● **Provided information**
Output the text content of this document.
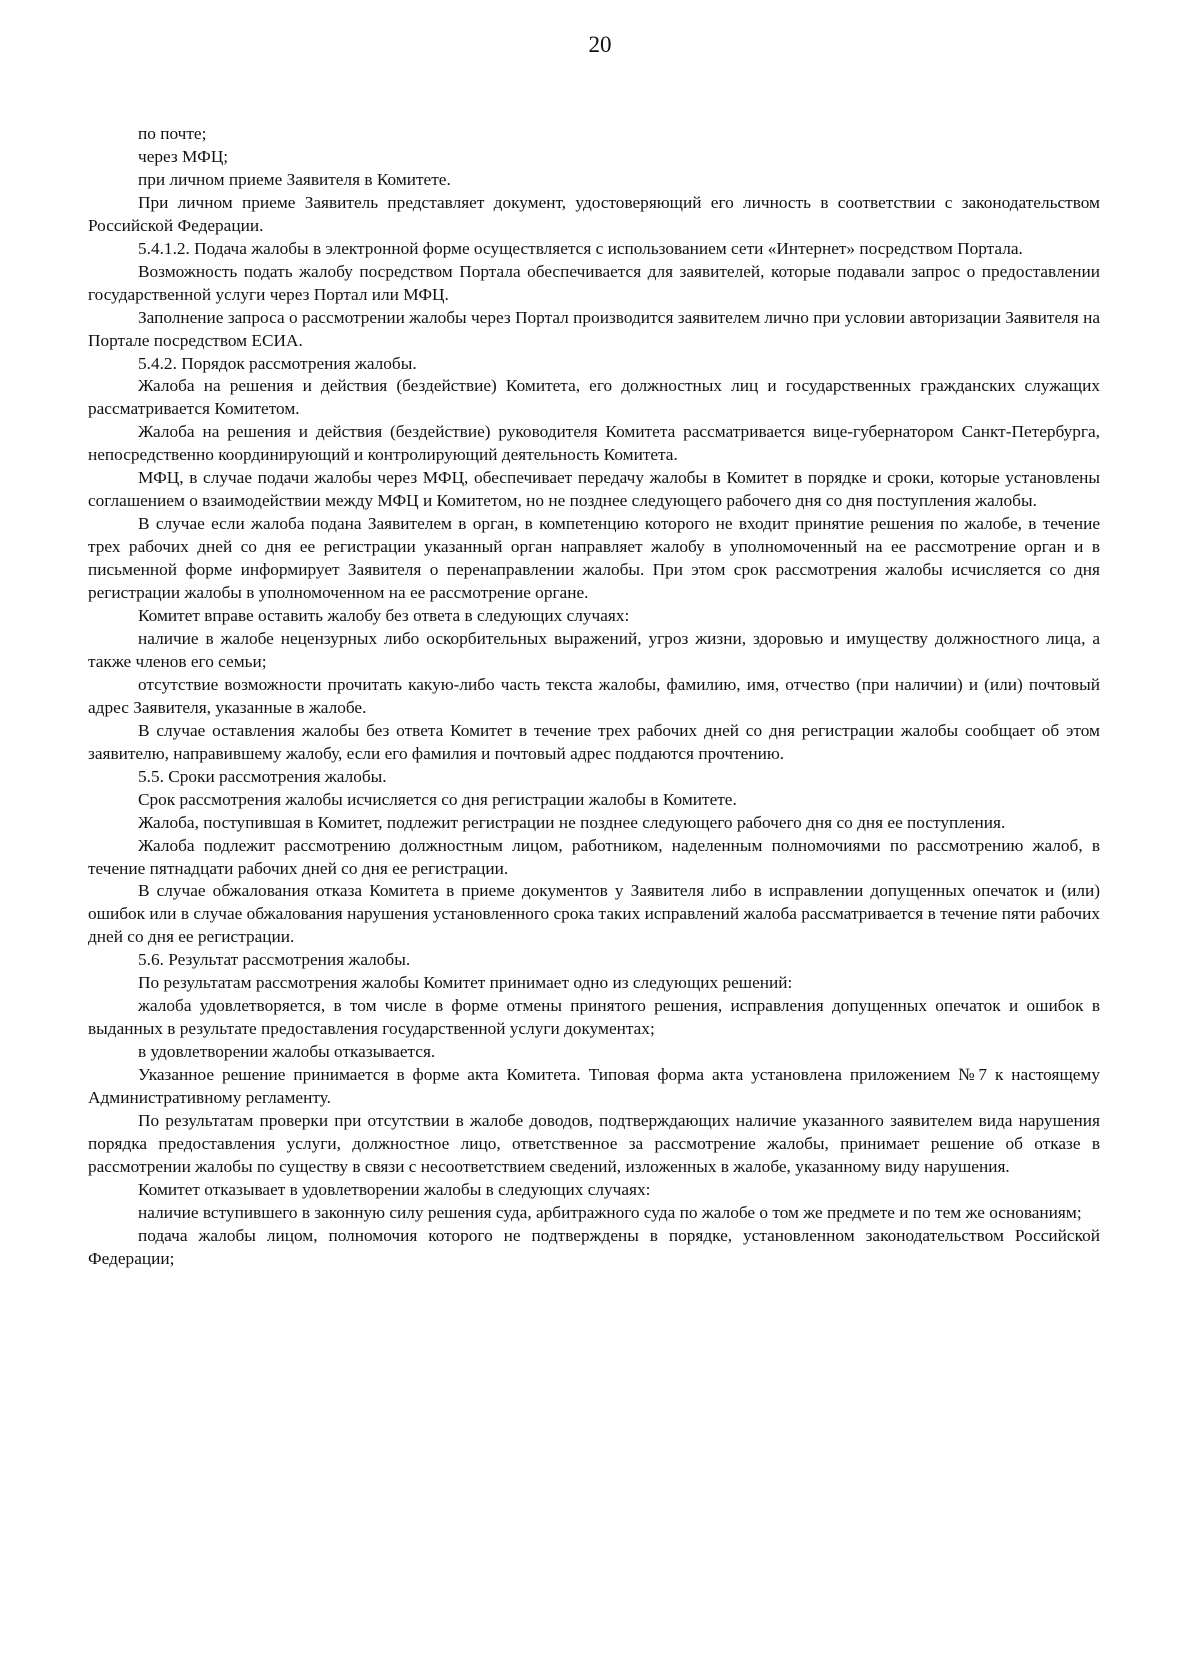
20

по почте;

через МФЦ;

при личном приеме Заявителя в Комитете.

При личном приеме Заявитель представляет документ, удостоверяющий его личность в соответствии с законодательством Российской Федерации.

5.4.1.2. Подача жалобы в электронной форме осуществляется с использованием сети «Интернет» посредством Портала.

Возможность подать жалобу посредством Портала обеспечивается для заявителей, которые подавали запрос о предоставлении государственной услуги через Портал или МФЦ.

Заполнение запроса о рассмотрении жалобы через Портал производится заявителем лично при условии авторизации Заявителя на Портале посредством ЕСИА.

5.4.2. Порядок рассмотрения жалобы.

Жалоба на решения и действия (бездействие) Комитета, его должностных лиц и государственных гражданских служащих рассматривается Комитетом.

Жалоба на решения и действия (бездействие) руководителя Комитета рассматривается вице-губернатором Санкт-Петербурга, непосредственно координирующий и контролирующий деятельность Комитета.

МФЦ, в случае подачи жалобы через МФЦ, обеспечивает передачу жалобы в Комитет в порядке и сроки, которые установлены соглашением о взаимодействии между МФЦ и Комитетом, но не позднее следующего рабочего дня со дня поступления жалобы.

В случае если жалоба подана Заявителем в орган, в компетенцию которого не входит принятие решения по жалобе, в течение трех рабочих дней со дня ее регистрации указанный орган направляет жалобу в уполномоченный на ее рассмотрение орган и в письменной форме информирует Заявителя о перенаправлении жалобы. При этом срок рассмотрения жалобы исчисляется со дня регистрации жалобы в уполномоченном на ее рассмотрение органе.

Комитет вправе оставить жалобу без ответа в следующих случаях:

наличие в жалобе нецензурных либо оскорбительных выражений, угроз жизни, здоровью и имуществу должностного лица, а также членов его семьи;

отсутствие возможности прочитать какую-либо часть текста жалобы, фамилию, имя, отчество (при наличии) и (или) почтовый адрес Заявителя, указанные в жалобе.

В случае оставления жалобы без ответа Комитет в течение трех рабочих дней со дня регистрации жалобы сообщает об этом заявителю, направившему жалобу, если его фамилия и почтовый адрес поддаются прочтению.

5.5. Сроки рассмотрения жалобы.

Срок рассмотрения жалобы исчисляется со дня регистрации жалобы в Комитете.

Жалоба, поступившая в Комитет, подлежит регистрации не позднее следующего рабочего дня со дня ее поступления.

Жалоба подлежит рассмотрению должностным лицом, работником, наделенным полномочиями по рассмотрению жалоб, в течение пятнадцати рабочих дней со дня ее регистрации.

В случае обжалования отказа Комитета в приеме документов у Заявителя либо в исправлении допущенных опечаток и (или) ошибок или в случае обжалования нарушения установленного срока таких исправлений жалоба рассматривается в течение пяти рабочих дней со дня ее регистрации.

5.6. Результат рассмотрения жалобы.

По результатам рассмотрения жалобы Комитет принимает одно из следующих решений:

жалоба удовлетворяется, в том числе в форме отмены принятого решения, исправления допущенных опечаток и ошибок в выданных в результате предоставления государственной услуги документах;

в удовлетворении жалобы отказывается.

Указанное решение принимается в форме акта Комитета. Типовая форма акта установлена приложением №7 к настоящему Административному регламенту.

По результатам проверки при отсутствии в жалобе доводов, подтверждающих наличие указанного заявителем вида нарушения порядка предоставления услуги, должностное лицо, ответственное за рассмотрение жалобы, принимает решение об отказе в рассмотрении жалобы по существу в связи с несоответствием сведений, изложенных в жалобе, указанному виду нарушения.

Комитет отказывает в удовлетворении жалобы в следующих случаях:

наличие вступившего в законную силу решения суда, арбитражного суда по жалобе о том же предмете и по тем же основаниям;

подача жалобы лицом, полномочия которого не подтверждены в порядке, установленном законодательством Российской Федерации;
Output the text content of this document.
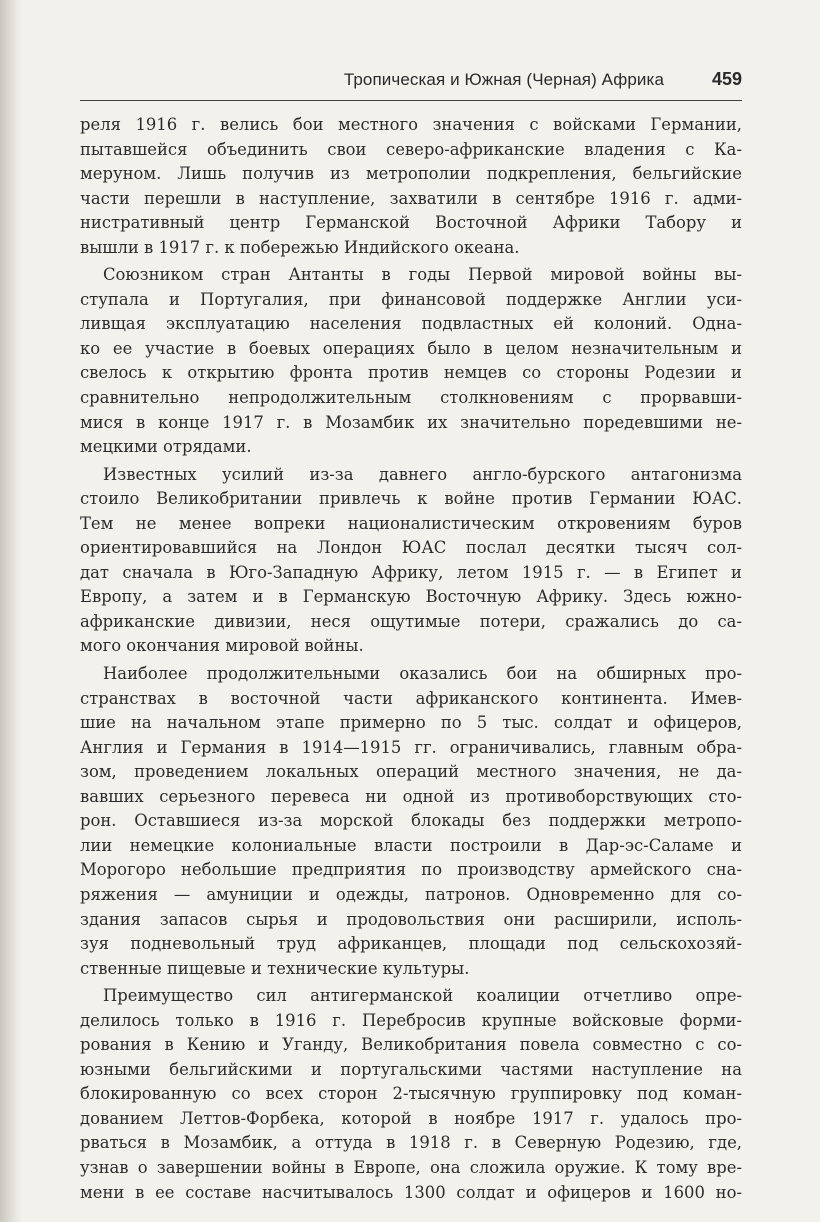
Тропическая и Южная (Черная) Африка	459
реля 1916 г. велись бои местного значения с войсками Германии,
пытавшейся объединить свои северо-африканские владения с Ка-
меруном. Лишь получив из метрополии подкрепления, бельгийские
части перешли в наступление, захватили в сентябре 1916 г. адми-
нистративный центр Германской Восточной Африки Табору и
вышли в 1917 г. к побережью Индийского океана.
Союзником стран Антанты в годы Первой мировой войны вы-
ступала и Португалия, при финансовой поддержке Англии уси-
ливщая эксплуатацию населения подвластных ей колоний. Одна-
ко ее участие в боевых операциях было в целом незначительным и
свелось к открытию фронта против немцев со стороны Родезии и
сравнительно непродолжительным столкновениям с прорвавши-
мися в конце 1917 г. в Мозамбик их значительно поредевшими не-
мецкими отрядами.
Известных усилий из-за давнего англо-бурского антагонизма
стоило Великобритании привлечь к войне против Германии ЮАС.
Тем не менее вопреки националистическим откровениям буров
ориентировавшийся на Лондон ЮАС послал десятки тысяч сол-
дат сначала в Юго-Западную Африку, летом 1915 г. — в Египет и
Европу, а затем и в Германскую Восточную Африку. Здесь южно-
африканские дивизии, неся ощутимые потери, сражались до са-
мого окончания мировой войны.
Наиболее продолжительными оказались бои на обширных про-
странствах в восточной части африканского континента. Имев-
шие на начальном этапе примерно по 5 тыс. солдат и офицеров,
Англия и Германия в 1914—1915 гг. ограничивались, главным обра-
зом, проведением локальных операций местного значения, не да-
вавших серьезного перевеса ни одной из противоборствующих сто-
рон. Оставшиеся из-за морской блокады без поддержки метропо-
лии немецкие колониальные власти построили в Дар-эс-Саламе и
Морогоро небольшие предприятия по производству армейского сна-
ряжения — амуниции и одежды, патронов. Одновременно для со-
здания запасов сырья и продовольствия они расширили, исполь-
зуя подневольный труд африканцев, площади под сельскохозяй-
ственные пищевые и технические культуры.
Преимущество сил антигерманской коалиции отчетливо опре-
делилось только в 1916 г. Перебросив крупные войсковые форми-
рования в Кению и Уганду, Великобритания повела совместно с со-
юзными бельгийскими и португальскими частями наступление на
блокированную со всех сторон 2-тысячную группировку под коман-
дованием Леттов-Форбека, которой в ноябре 1917 г. удалось про-
рваться в Мозамбик, а оттуда в 1918 г. в Северную Родезию, где,
узнав о завершении войны в Европе, она сложила оружие. К тому вре-
мени в ее составе насчитывалось 1300 солдат и офицеров и 1600 но-
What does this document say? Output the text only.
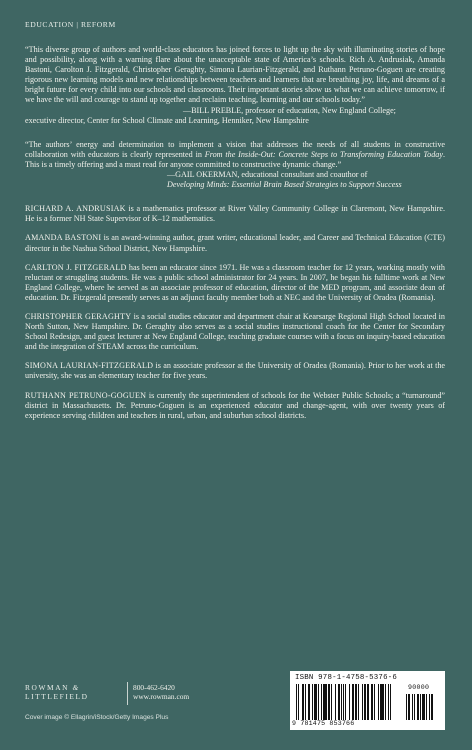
EDUCATION | REFORM

“This diverse group of authors and world-class educators has joined forces to light up the sky with illuminating stories of hope and possibility, along with a warning flare about the unacceptable state of America’s schools. Rich A. Andrusiak, Amanda Bastoni, Carolton J. Fitzgerald, Christopher Geraghty, Simona Laurian-Fitzgerald, and Ruthann Petruno-Goguen are creating rigorous new learning models and new relationships between teachers and learners that are breathing joy, life, and dreams of a bright future for every child into our schools and classrooms. Their important stories show us what we can achieve tomorrow, if we have the will and courage to stand up together and reclaim teaching, learning and our schools today.”

—BILL PREBLE, professor of education, New England College;
executive director, Center for School Climate and Learning, Henniker, New Hampshire

“The authors’ energy and determination to implement a vision that addresses the needs of all students in constructive collaboration with educators is clearly represented in From the Inside-Out: Concrete Steps to Transforming Education Today. This is a timely offering and a must read for anyone committed to constructive dynamic change.”

—GAIL OKERMAN, educational consultant and coauthor of
Developing Minds: Essential Brain Based Strategies to Support Success

RICHARD A. ANDRUSIAK is a mathematics professor at River Valley Community College in Claremont, New Hampshire. He is a former NH State Supervisor of K–12 mathematics.

AMANDA BASTONI is an award-winning author, grant writer, educational leader, and Career and Technical Education (CTE) director in the Nashua School District, New Hampshire.

CARLTON J. FITZGERALD has been an educator since 1971. He was a classroom teacher for 12 years, working mostly with reluctant or struggling students. He was a public school administrator for 24 years. In 2007, he began his fulltime work at New England College, where he served as an associate professor of education, director of the MED program, and associate dean of education. Dr. Fitzgerald presently serves as an adjunct faculty member both at NEC and the University of Oradea (Romania).

CHRISTOPHER GERAGHTY is a social studies educator and department chair at Kearsarge Regional High School located in North Sutton, New Hampshire. Dr. Geraghty also serves as a social studies instructional coach for the Center for Secondary School Redesign, and guest lecturer at New England College, teaching graduate courses with a focus on inquiry-based education and the integration of STEAM across the curriculum.

SIMONA LAURIAN-FITZGERALD is an associate professor at the University of Oradea (Romania). Prior to her work at the university, she was an elementary teacher for five years.

RUTHANN PETRUNO-GOGUEN is currently the superintendent of schools for the Webster Public Schools; a “turnaround” district in Massachusetts. Dr. Petruno-Goguen is an experienced educator and change-agent, with over twenty years of experience serving children and teachers in rural, urban, and suburban school districts.

ROWMAN &
LITTLEFIELD
800-462-6420
www.rowman.com
Cover image © Ellagrin/iStock/Getty Images Plus
ISBN 978-1-4758-5376-6
90000
9 781475 853766
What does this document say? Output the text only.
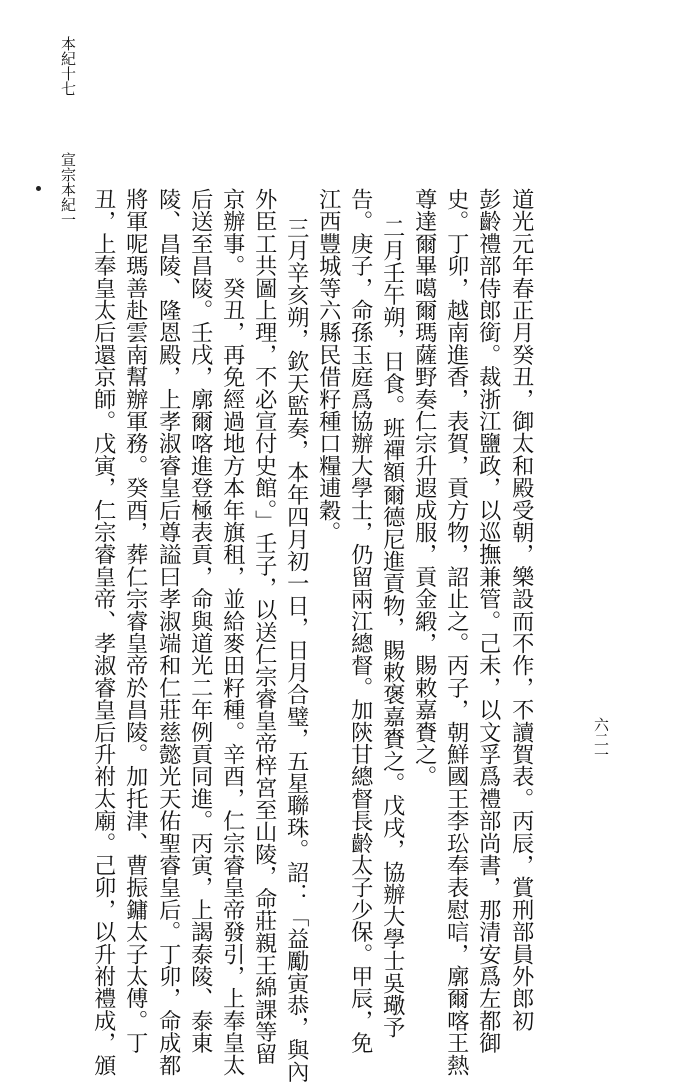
道光元年春正月癸丑，御太和殿受朝，樂設而不作，不讀賀表。丙辰，賞刑部員外郎初
彭齡禮部侍郎銜。裁浙江鹽政，以巡撫兼管。己未，以文孚爲禮部尚書，那清安爲左都御
史。丁卯，越南進香，表賀，貢方物，詔止之。丙子，朝鮮國王李玜奉表慰唁，廓爾喀王熱
尊達爾畢噶爾瑪薩野奏仁宗升遐成服，貢金緞，賜敕嘉賚之。
二月壬午朔，日食。班禪額爾德尼進貢物，賜敕褒嘉賚之。戊戌，協辦大學士吳璥予
告。庚子，命孫玉庭爲協辦大學士，仍留兩江總督。加陝甘總督長齡太子少保。甲辰，免
江西豐城等六縣民借籽種口糧逋穀。
三月辛亥朔，欽天監奏，本年四月初一日，日月合璧，五星聯珠。詔：「益勵寅恭，與內
外臣工共圖上理，不必宣付史館。」壬子，以送仁宗睿皇帝梓宮至山陵，命莊親王綿課等留
京辦事。癸丑，再免經過地方本年旗租，並給麥田籽種。辛酉，仁宗睿皇帝發引，上奉皇太
后送至昌陵。壬戌，廓爾喀進登極表貢，命與道光二年例貢同進。丙寅，上謁泰陵、泰東
陵、昌陵、隆恩殿，上孝淑睿皇后尊謚曰孝淑端和仁莊慈懿光天佑聖睿皇后。丁卯，命成都
將軍呢瑪善赴雲南幫辦軍務。癸酉，葬仁宗睿皇帝於昌陵。加托津、曹振鏞太子太傅。丁
丑，上奉皇太后還京師。戊寅，仁宗睿皇帝、孝淑睿皇后升祔太廟。己卯，以升祔禮成，頒
本紀十七
宣宗本紀一
六二一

● **Short exercise**
Whichever lines contain the string "Германии", select and copy them.

● **Full response**
реля 1916 г. велись бои местного значения с войсками Германии,
стоило Великобритании привлечь к войне против Германии ЮАС.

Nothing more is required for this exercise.